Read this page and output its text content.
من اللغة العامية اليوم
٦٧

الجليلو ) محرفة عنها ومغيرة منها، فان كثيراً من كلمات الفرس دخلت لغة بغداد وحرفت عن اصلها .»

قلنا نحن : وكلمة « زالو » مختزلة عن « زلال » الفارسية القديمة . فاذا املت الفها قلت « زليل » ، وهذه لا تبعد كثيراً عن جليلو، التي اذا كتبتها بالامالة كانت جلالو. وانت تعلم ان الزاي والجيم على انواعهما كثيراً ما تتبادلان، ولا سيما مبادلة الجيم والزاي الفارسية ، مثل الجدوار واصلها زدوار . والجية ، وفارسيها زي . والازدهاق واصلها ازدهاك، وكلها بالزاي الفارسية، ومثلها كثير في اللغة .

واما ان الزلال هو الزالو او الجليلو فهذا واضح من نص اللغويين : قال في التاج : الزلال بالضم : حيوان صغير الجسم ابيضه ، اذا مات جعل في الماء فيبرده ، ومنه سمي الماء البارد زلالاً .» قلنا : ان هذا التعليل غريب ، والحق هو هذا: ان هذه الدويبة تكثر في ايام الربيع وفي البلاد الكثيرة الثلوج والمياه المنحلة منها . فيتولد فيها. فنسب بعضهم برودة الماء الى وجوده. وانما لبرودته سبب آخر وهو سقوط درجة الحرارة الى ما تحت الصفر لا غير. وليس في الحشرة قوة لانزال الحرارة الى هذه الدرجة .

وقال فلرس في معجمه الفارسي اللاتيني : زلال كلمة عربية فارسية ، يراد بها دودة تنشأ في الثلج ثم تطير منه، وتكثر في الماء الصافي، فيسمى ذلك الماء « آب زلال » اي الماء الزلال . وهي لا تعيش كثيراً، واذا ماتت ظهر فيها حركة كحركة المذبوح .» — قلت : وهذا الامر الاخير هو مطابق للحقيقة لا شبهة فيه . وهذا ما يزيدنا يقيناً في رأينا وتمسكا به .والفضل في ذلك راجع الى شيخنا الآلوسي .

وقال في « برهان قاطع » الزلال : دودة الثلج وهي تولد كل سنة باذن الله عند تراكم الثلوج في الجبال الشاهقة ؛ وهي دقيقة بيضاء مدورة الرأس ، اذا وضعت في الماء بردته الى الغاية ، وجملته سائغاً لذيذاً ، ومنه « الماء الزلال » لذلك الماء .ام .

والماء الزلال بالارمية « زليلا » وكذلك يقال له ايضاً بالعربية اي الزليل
◆ ◆ ◆ ◆
__Written request__. Exactly as they are written, print the entries again.

__Full answer__.
Read this page and output its text content.
من اللغة العامية اليوم
٦٧

الجليلو ) محرفة عنها ومغيرة منها، فان كثيراً من كلمات الفرس دخلت لغة بغداد وحرفت عن اصلها .»

قلنا نحن : وكلمة « زالو » مختزلة عن « زلال » الفارسية القديمة . فاذا املت الفها قلت « زليل » ، وهذه لا تبعد كثيراً عن جليلو، التي اذا كتبتها بالامالة كانت جلالو. وانت تعلم ان الزاي والجيم على انواعهما كثيراً ما تتبادلان، ولا سيما مبادلة الجيم والزاي الفارسية ، مثل الجدوار واصلها زدوار . والجية ، وفارسيها زي . والازدهاق واصلها ازدهاك، وكلها بالزاي الفارسية، ومثلها كثير في اللغة .

واما ان الزلال هو الزالو او الجليلو فهذا واضح من نص اللغويين : قال في التاج : الزلال بالضم : حيوان صغير الجسم ابيضه ، اذا مات جعل في الماء فيبرده ، ومنه سمي الماء البارد زلالاً .» قلنا : ان هذا التعليل غريب ، والحق هو هذا: ان هذه الدويبة تكثر في ايام الربيع وفي البلاد الكثيرة الثلوج والمياه المنحلة منها . فيتولد فيها. فنسب بعضهم برودة الماء الى وجوده. وانما لبرودته سبب آخر وهو سقوط درجة الحرارة الى ما تحت الصفر لا غير. وليس في الحشرة قوة لانزال الحرارة الى هذه الدرجة .

وقال فلرس في معجمه الفارسي اللاتيني : زلال كلمة عربية فارسية ، يراد بها دودة تنشأ في الثلج ثم تطير منه، وتكثر في الماء الصافي، فيسمى ذلك الماء « آب زلال » اي الماء الزلال . وهي لا تعيش كثيراً، واذا ماتت ظهر فيها حركة كحركة المذبوح .» — قلت : وهذا الامر الاخير هو مطابق للحقيقة لا شبهة فيه . وهذا ما يزيدنا يقيناً في رأينا وتمسكا به .والفضل في ذلك راجع الى شيخنا الآلوسي .

وقال في « برهان قاطع » الزلال : دودة الثلج وهي تولد كل سنة باذن الله عند تراكم الثلوج في الجبال الشاهقة ؛ وهي دقيقة بيضاء مدورة الرأس ، اذا وضعت في الماء بردته الى الغاية ، وجملته سائغاً لذيذاً ، ومنه « الماء الزلال » لذلك الماء .ام .

والماء الزلال بالارمية « زليلا » وكذلك يقال له ايضاً بالعربية اي الزليل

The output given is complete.